"""
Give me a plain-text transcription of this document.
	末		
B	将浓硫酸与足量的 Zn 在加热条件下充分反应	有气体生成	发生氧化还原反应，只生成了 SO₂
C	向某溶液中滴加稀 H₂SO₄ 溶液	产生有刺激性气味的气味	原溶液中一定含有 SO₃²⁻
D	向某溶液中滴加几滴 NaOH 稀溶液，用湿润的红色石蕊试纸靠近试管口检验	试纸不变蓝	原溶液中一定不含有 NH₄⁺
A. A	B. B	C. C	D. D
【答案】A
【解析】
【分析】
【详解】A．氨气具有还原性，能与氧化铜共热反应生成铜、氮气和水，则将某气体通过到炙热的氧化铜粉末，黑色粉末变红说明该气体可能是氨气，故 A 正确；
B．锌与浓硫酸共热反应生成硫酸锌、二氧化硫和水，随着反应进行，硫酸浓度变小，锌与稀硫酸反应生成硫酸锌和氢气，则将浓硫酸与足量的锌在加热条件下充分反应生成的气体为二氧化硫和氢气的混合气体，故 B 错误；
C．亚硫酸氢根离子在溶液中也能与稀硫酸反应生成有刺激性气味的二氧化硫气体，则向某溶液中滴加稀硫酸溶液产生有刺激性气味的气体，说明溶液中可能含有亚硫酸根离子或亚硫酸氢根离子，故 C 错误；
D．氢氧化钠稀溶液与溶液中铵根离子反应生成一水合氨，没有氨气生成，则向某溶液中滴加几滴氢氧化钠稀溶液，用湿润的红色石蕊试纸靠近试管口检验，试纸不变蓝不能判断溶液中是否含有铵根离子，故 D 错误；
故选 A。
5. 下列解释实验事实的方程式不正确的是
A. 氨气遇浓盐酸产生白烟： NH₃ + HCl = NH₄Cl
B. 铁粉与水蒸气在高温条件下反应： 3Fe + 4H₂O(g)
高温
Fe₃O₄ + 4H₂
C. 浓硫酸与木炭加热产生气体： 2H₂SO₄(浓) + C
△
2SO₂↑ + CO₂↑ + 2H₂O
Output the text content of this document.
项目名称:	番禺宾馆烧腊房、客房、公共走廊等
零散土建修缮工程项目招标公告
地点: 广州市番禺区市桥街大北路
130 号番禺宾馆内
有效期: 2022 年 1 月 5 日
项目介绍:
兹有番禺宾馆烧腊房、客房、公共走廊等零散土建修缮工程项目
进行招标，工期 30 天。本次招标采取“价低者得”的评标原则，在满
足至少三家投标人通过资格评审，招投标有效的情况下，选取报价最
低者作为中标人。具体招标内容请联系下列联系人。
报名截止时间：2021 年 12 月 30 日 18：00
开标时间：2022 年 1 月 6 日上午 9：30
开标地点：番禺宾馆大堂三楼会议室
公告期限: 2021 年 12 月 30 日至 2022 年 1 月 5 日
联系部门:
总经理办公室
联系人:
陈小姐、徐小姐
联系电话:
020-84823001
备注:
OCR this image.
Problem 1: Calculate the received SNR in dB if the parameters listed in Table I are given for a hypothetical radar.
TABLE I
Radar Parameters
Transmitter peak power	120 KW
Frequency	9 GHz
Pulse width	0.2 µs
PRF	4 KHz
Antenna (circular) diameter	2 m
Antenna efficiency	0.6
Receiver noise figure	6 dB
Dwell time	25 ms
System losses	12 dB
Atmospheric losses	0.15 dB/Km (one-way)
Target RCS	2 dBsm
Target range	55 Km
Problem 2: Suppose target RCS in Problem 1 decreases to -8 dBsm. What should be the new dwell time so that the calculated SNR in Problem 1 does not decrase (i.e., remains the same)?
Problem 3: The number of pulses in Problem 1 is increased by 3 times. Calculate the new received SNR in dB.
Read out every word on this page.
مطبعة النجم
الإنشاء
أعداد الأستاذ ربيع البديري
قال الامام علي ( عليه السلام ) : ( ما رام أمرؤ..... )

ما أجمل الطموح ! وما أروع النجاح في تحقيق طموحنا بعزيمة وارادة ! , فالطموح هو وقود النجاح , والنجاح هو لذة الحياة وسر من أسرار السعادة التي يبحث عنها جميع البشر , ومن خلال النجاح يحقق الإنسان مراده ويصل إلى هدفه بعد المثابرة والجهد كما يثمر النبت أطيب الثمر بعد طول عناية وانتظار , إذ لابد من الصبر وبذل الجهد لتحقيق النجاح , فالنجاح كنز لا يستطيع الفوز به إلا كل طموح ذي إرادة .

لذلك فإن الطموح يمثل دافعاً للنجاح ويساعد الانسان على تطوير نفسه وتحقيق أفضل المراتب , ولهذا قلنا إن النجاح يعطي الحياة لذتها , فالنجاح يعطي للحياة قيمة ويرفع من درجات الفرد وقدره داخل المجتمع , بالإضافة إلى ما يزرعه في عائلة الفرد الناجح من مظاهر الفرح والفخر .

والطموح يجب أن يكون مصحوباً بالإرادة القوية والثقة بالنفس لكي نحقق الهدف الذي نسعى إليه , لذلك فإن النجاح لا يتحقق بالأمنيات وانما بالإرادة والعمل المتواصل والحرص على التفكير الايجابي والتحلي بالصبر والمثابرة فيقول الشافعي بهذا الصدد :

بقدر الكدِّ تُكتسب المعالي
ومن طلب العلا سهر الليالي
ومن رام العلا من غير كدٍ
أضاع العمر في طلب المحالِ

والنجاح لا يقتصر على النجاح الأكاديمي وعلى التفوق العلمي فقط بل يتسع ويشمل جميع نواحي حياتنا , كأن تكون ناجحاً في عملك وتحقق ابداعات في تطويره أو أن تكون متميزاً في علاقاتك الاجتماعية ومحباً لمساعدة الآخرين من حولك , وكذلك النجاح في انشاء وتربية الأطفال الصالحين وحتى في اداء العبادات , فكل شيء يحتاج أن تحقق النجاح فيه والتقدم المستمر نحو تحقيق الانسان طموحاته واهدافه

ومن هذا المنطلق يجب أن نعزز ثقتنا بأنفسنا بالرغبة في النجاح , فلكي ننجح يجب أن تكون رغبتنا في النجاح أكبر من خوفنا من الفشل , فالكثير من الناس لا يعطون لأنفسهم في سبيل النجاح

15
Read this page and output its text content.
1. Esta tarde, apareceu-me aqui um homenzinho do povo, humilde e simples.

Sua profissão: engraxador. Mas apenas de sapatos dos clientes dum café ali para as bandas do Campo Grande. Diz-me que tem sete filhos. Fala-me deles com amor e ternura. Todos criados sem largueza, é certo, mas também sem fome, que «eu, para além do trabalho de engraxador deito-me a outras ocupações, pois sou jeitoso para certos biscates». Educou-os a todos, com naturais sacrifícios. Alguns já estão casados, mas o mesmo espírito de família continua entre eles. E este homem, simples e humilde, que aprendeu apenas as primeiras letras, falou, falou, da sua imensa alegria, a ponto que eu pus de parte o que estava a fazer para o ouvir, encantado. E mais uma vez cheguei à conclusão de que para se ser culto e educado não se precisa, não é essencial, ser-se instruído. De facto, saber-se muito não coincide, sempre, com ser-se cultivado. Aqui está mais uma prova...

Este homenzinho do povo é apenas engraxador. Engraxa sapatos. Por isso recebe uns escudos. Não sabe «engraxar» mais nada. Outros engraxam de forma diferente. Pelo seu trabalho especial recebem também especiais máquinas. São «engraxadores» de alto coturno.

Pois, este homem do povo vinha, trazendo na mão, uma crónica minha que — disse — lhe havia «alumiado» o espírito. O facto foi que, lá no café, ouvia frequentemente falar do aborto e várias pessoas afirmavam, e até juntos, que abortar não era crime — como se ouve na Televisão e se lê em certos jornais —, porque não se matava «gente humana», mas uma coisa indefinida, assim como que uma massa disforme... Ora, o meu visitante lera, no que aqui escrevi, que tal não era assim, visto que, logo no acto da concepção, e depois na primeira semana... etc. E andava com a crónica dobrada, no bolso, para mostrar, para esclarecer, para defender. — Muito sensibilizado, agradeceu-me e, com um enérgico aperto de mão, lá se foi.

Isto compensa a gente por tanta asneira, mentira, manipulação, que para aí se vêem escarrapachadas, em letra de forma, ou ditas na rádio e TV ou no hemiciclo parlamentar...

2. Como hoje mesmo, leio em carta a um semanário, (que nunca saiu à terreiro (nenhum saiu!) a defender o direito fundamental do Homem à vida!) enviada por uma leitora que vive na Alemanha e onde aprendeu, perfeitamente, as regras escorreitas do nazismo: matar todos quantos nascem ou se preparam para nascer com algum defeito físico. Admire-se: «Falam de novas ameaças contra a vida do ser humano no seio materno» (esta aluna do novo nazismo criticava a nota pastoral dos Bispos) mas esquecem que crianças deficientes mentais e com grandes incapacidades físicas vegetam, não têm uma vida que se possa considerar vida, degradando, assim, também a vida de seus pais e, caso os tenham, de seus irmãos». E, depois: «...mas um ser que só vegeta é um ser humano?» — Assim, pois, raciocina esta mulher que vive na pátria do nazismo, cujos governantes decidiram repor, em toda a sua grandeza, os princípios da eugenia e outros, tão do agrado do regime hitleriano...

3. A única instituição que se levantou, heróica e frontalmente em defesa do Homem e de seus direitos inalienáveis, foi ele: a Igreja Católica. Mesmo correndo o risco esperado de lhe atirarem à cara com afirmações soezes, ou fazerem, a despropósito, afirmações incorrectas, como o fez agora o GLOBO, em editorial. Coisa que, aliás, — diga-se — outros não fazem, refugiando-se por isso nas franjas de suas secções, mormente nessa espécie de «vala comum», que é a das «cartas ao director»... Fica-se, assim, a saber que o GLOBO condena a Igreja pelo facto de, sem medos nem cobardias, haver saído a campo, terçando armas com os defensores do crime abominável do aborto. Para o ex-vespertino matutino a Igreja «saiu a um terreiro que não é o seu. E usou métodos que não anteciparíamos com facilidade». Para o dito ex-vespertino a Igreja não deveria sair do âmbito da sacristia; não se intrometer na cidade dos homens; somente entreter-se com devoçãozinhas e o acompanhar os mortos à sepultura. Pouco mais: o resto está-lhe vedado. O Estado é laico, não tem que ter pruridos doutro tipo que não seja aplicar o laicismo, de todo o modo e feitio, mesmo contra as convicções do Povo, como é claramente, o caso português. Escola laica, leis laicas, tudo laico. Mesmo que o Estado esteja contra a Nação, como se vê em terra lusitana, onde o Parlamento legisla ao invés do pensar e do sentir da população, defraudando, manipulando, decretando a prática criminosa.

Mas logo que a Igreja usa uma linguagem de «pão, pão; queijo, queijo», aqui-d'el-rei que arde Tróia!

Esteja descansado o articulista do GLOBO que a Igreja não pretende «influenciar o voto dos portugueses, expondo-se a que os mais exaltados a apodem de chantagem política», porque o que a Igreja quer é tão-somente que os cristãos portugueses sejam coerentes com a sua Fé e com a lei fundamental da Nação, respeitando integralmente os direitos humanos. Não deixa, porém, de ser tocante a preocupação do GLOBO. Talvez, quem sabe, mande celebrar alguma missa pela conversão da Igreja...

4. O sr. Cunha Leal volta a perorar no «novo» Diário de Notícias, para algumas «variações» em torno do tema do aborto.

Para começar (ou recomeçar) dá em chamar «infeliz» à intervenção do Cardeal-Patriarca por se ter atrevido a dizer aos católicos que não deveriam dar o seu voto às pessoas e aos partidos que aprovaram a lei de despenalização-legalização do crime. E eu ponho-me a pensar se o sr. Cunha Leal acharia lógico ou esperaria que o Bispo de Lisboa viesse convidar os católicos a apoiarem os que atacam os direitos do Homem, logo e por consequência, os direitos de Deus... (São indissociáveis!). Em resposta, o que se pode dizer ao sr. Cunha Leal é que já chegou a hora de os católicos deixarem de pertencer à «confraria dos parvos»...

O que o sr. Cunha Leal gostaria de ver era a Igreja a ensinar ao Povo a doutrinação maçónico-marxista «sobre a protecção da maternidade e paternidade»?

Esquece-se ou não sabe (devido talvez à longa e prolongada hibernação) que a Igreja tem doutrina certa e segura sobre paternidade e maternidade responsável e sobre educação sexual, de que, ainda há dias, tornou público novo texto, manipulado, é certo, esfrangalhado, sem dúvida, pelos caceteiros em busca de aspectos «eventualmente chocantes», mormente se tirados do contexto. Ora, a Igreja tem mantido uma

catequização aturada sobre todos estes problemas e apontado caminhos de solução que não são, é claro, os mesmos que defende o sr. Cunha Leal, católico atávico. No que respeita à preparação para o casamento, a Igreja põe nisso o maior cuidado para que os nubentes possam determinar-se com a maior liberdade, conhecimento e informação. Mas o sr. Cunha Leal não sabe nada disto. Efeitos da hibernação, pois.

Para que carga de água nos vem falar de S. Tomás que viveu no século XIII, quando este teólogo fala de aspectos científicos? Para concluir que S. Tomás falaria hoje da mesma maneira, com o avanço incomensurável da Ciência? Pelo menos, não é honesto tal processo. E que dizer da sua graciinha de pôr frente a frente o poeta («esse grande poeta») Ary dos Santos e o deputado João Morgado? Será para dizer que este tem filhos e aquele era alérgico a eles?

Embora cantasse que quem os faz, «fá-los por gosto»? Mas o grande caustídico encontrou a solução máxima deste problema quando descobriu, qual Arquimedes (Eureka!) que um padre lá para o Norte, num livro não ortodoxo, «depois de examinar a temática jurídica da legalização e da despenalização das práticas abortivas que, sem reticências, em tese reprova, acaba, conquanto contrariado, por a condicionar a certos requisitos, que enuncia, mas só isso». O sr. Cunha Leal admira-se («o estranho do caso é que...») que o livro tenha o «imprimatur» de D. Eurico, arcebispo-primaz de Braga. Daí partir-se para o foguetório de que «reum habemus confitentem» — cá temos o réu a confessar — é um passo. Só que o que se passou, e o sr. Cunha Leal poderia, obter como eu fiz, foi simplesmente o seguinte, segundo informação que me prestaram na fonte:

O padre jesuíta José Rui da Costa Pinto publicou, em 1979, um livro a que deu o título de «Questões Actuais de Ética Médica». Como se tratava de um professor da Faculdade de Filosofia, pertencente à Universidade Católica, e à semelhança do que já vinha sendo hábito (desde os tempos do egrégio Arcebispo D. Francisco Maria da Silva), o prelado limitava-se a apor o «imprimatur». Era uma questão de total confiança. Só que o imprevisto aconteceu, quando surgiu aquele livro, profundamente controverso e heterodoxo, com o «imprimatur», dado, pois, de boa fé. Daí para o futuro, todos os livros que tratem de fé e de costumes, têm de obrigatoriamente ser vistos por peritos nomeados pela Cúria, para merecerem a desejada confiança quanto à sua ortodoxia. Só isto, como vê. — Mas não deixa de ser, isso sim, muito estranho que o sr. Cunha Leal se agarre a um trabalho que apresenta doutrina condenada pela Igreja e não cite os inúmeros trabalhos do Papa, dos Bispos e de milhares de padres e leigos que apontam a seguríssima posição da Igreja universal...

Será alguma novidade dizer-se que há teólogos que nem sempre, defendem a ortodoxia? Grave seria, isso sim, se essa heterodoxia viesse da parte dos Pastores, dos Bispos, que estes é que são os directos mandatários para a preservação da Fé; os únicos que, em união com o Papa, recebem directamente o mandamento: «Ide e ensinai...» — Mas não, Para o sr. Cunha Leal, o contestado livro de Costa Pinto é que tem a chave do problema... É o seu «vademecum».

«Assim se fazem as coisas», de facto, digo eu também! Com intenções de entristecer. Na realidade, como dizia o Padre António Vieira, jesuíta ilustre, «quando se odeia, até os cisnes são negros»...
"""
§ What you will do
Look through the records and gather each line with the word "hibernação".

§ Written solution
Esquece-se ou não sabe (devido talvez à longa e prolongada hibernação) que a Igreja tem doutrina certa e segura sobre paternidade e maternidade responsável e sobre educação sexual, de que, ainda há dias, tornou público novo texto, manipulado, é certo, esfrangalhado, sem dúvida, pelos caceteiros em busca de aspectos «eventualmente chocantes», mormente se tirados do contexto. Ora, a Igreja tem mantido uma
catequização aturada sobre todos estes problemas e apontado caminhos de solução que não são, é claro, os mesmos que defende o sr. Cunha Leal, católico atávico. No que respeita à preparação para o casamento, a Igreja põe nisso o maior cuidado para que os nubentes possam determinar-se com a maior liberdade, conhecimento e informação. Mas o sr. Cunha Leal não sabe nada disto. Efeitos da hibernação, pois.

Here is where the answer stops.